● **STATED TASK**:
Can you return the listing lines exactly as they stand, starting with the line that contains "- Ellipse shape: [585, 443, 655, 461]" and going on through the line that contains "- Circle shape: [218, 859, 243, 883]"?

● **AVAILABLE RECORDS**:
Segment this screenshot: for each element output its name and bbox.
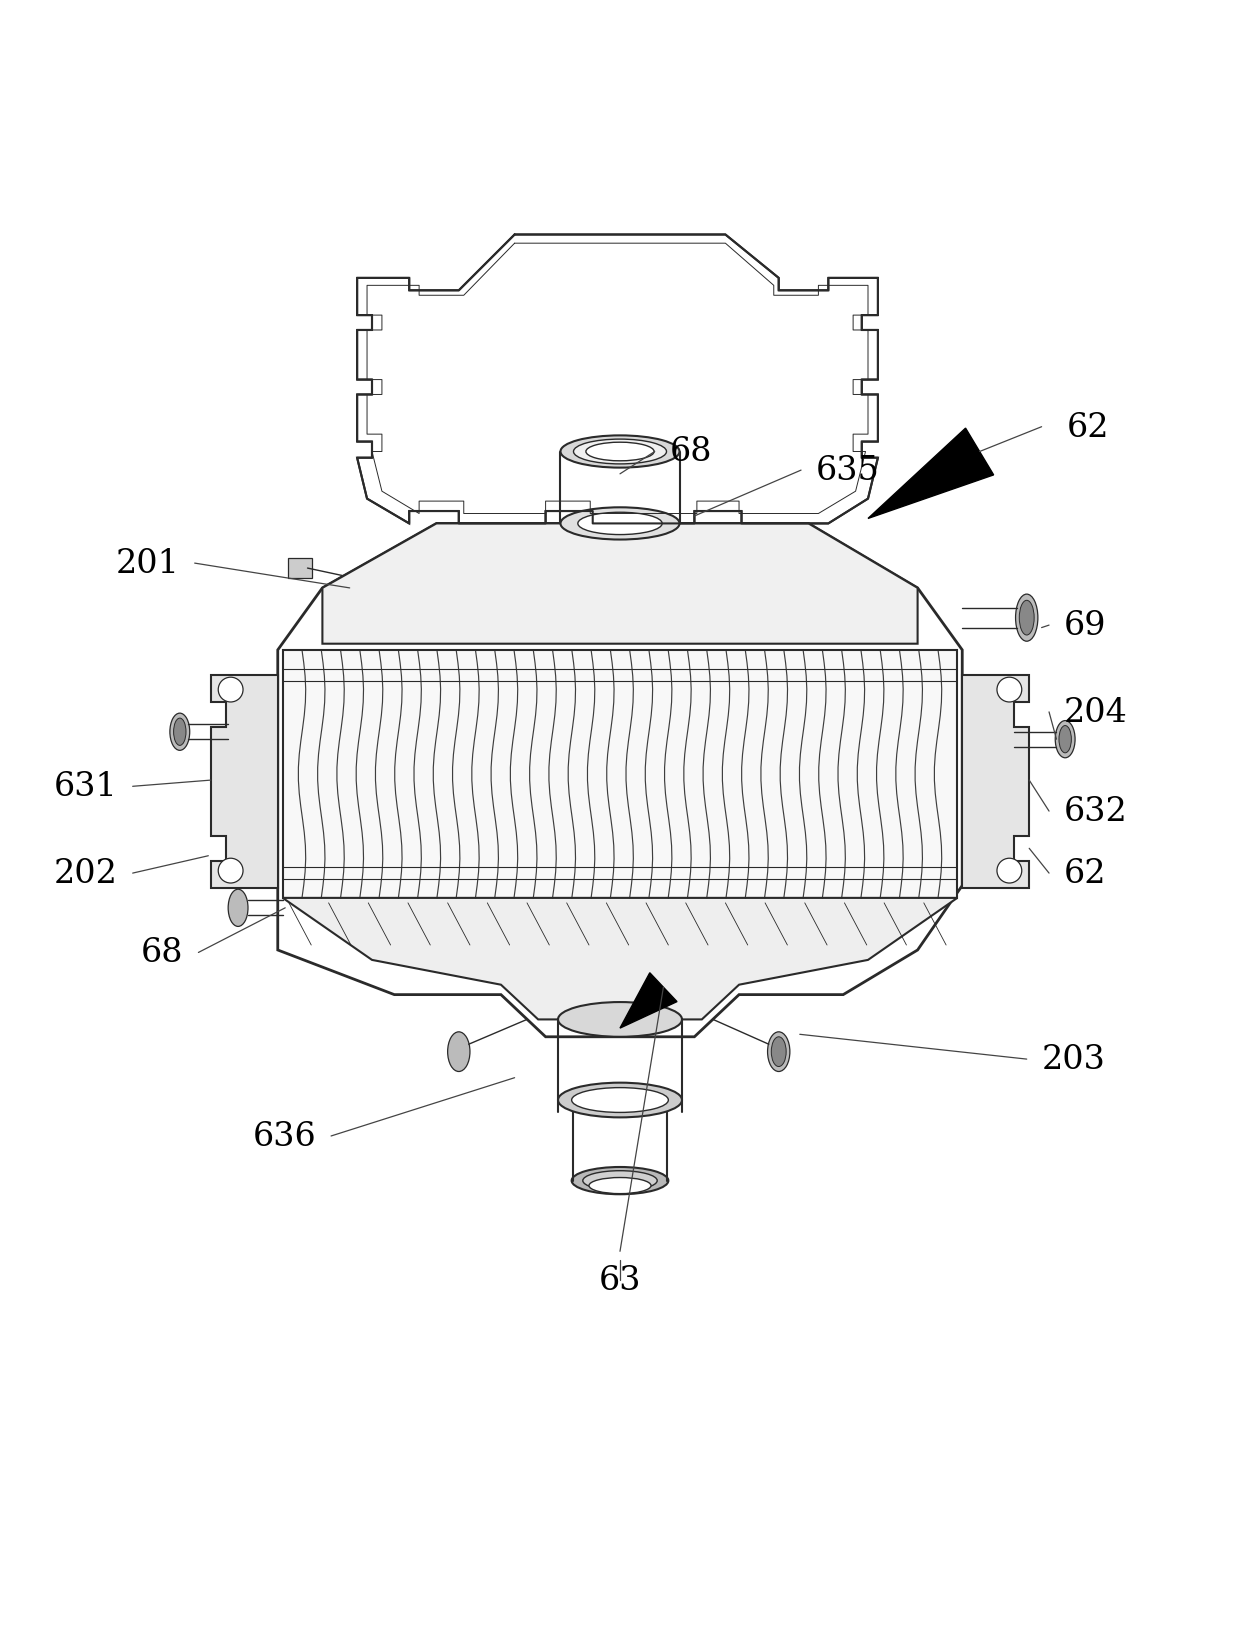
- Ellipse shape: [585, 443, 655, 461]
- Polygon shape: [620, 974, 677, 1028]
- Text: 632: 632: [1064, 796, 1127, 827]
- Text: 68: 68: [141, 938, 184, 969]
- Ellipse shape: [573, 440, 667, 465]
- Circle shape: [218, 677, 243, 702]
- Ellipse shape: [560, 437, 680, 468]
- Circle shape: [997, 859, 1022, 883]
- Text: 202: 202: [53, 857, 118, 890]
- Ellipse shape: [558, 1083, 682, 1117]
- Polygon shape: [322, 524, 918, 644]
- Text: 69: 69: [1064, 610, 1106, 641]
- Polygon shape: [962, 676, 1029, 888]
- Ellipse shape: [1059, 727, 1071, 753]
- Polygon shape: [278, 524, 962, 1037]
- Ellipse shape: [1016, 595, 1038, 641]
- Circle shape: [218, 859, 243, 883]
- Ellipse shape: [1055, 722, 1075, 758]
- Ellipse shape: [228, 890, 248, 926]
- Ellipse shape: [583, 1172, 657, 1192]
- Ellipse shape: [768, 1032, 790, 1071]
- Ellipse shape: [572, 1167, 668, 1195]
- Text: 68: 68: [670, 437, 712, 468]
- Ellipse shape: [771, 1037, 786, 1066]
- Polygon shape: [357, 236, 878, 524]
- Ellipse shape: [174, 719, 186, 747]
- Polygon shape: [211, 676, 278, 888]
- Text: 203: 203: [1042, 1043, 1106, 1076]
- Ellipse shape: [170, 714, 190, 751]
- Ellipse shape: [578, 513, 662, 536]
- Ellipse shape: [589, 1178, 651, 1193]
- Text: 636: 636: [253, 1121, 316, 1152]
- Circle shape: [997, 677, 1022, 702]
- Text: 201: 201: [115, 547, 180, 580]
- Ellipse shape: [1019, 602, 1034, 636]
- Polygon shape: [283, 898, 957, 1020]
- Ellipse shape: [448, 1032, 470, 1071]
- Text: 635: 635: [816, 455, 880, 486]
- Bar: [288, 559, 312, 578]
- Text: 63: 63: [599, 1264, 641, 1295]
- Ellipse shape: [560, 508, 680, 541]
- Text: 62: 62: [1064, 857, 1106, 890]
- Text: 631: 631: [55, 771, 118, 803]
- Text: 204: 204: [1064, 697, 1127, 728]
- Bar: [283, 651, 957, 898]
- Text: 62: 62: [1066, 412, 1109, 443]
- Ellipse shape: [558, 1002, 682, 1037]
- Ellipse shape: [572, 1088, 668, 1112]
- Polygon shape: [868, 428, 993, 519]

● **RESULT FOR THIS EXERCISE**:
- Ellipse shape: [585, 443, 655, 461]
- Polygon shape: [620, 974, 677, 1028]
- Text: 632: 632: [1064, 796, 1127, 827]
- Text: 68: 68: [141, 938, 184, 969]
- Ellipse shape: [573, 440, 667, 465]
- Circle shape: [218, 677, 243, 702]
- Ellipse shape: [560, 437, 680, 468]
- Circle shape: [997, 859, 1022, 883]
- Text: 202: 202: [53, 857, 118, 890]
- Ellipse shape: [558, 1083, 682, 1117]
- Polygon shape: [322, 524, 918, 644]
- Text: 69: 69: [1064, 610, 1106, 641]
- Polygon shape: [962, 676, 1029, 888]
- Ellipse shape: [1059, 727, 1071, 753]
- Polygon shape: [278, 524, 962, 1037]
- Ellipse shape: [1016, 595, 1038, 641]
- Circle shape: [218, 859, 243, 883]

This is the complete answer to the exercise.